Short exercise ▸
In the entries below, find every line holding the string "color" and collect it.

Material provided ▸
[Start]

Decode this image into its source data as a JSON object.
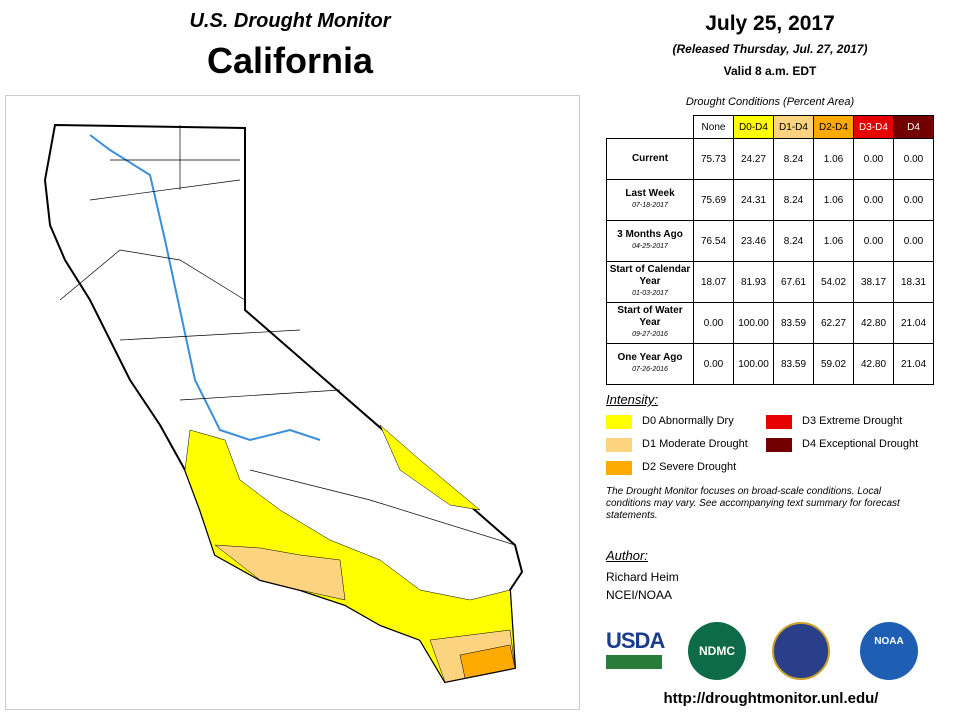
{
  "header": {
    "title": "U.S. Drought Monitor",
    "region": "California",
    "date": "July 25, 2017",
    "released": "(Released Thursday, Jul. 27, 2017)",
    "valid": "Valid 8 a.m. EDT"
  },
  "table": {
    "caption": "Drought Conditions (Percent Area)",
    "columns": [
      {
        "label": "None",
        "color": "#ffffff",
        "text": "#000000"
      },
      {
        "label": "D0-D4",
        "color": "#ffff00",
        "text": "#000000"
      },
      {
        "label": "D1-D4",
        "color": "#fcd37f",
        "text": "#000000"
      },
      {
        "label": "D2-D4",
        "color": "#ffaa00",
        "text": "#000000"
      },
      {
        "label": "D3-D4",
        "color": "#e60000",
        "text": "#ffffff"
      },
      {
        "label": "D4",
        "color": "#730000",
        "text": "#ffffff"
      }
    ],
    "rows": [
      {
        "label": "Current",
        "values": [
          "75.73",
          "24.27",
          "8.24",
          "1.06",
          "0.00",
          "0.00"
        ]
      },
      {
        "label": "Last Week",
        "date": "07-18-2017",
        "values": [
          "75.69",
          "24.31",
          "8.24",
          "1.06",
          "0.00",
          "0.00"
        ]
      },
      {
        "label": "3 Months Ago",
        "date": "04-25-2017",
        "values": [
          "76.54",
          "23.46",
          "8.24",
          "1.06",
          "0.00",
          "0.00"
        ]
      },
      {
        "label": "Start of Calendar Year",
        "date": "01-03-2017",
        "values": [
          "18.07",
          "81.93",
          "67.61",
          "54.02",
          "38.17",
          "18.31"
        ]
      },
      {
        "label": "Start of Water Year",
        "date": "09-27-2016",
        "values": [
          "0.00",
          "100.00",
          "83.59",
          "62.27",
          "42.80",
          "21.04"
        ]
      },
      {
        "label": "One Year Ago",
        "date": "07-26-2016",
        "values": [
          "0.00",
          "100.00",
          "83.59",
          "59.02",
          "42.80",
          "21.04"
        ]
      }
    ]
  },
  "legend": {
    "title": "Intensity:",
    "items": [
      {
        "label": "D0 Abnormally Dry",
        "color": "#ffff00"
      },
      {
        "label": "D3 Extreme Drought",
        "color": "#e60000"
      },
      {
        "label": "D1 Moderate Drought",
        "color": "#fcd37f"
      },
      {
        "label": "D4 Exceptional Drought",
        "color": "#730000"
      },
      {
        "label": "D2 Severe Drought",
        "color": "#ffaa00"
      }
    ]
  },
  "note": "The Drought Monitor focuses on broad-scale conditions. Local conditions may vary. See accompanying text summary for forecast statements.",
  "author": {
    "title": "Author:",
    "name": "Richard Heim",
    "org": "NCEI/NOAA"
  },
  "logos": {
    "usda": "USDA",
    "ndmc": "NDMC",
    "noaa": "NOAA"
  },
  "url": "http://droughtmonitor.unl.edu/"
}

[End]

Exercise solution ▸
        "color": "#ffffff",
        "color": "#ffff00",
        "color": "#fcd37f",
        "color": "#ffaa00",
        "color": "#e60000",
        "color": "#730000",
        "color": "#ffff00"
        "color": "#e60000"
        "color": "#fcd37f"
        "color": "#730000"
        "color": "#ffaa00"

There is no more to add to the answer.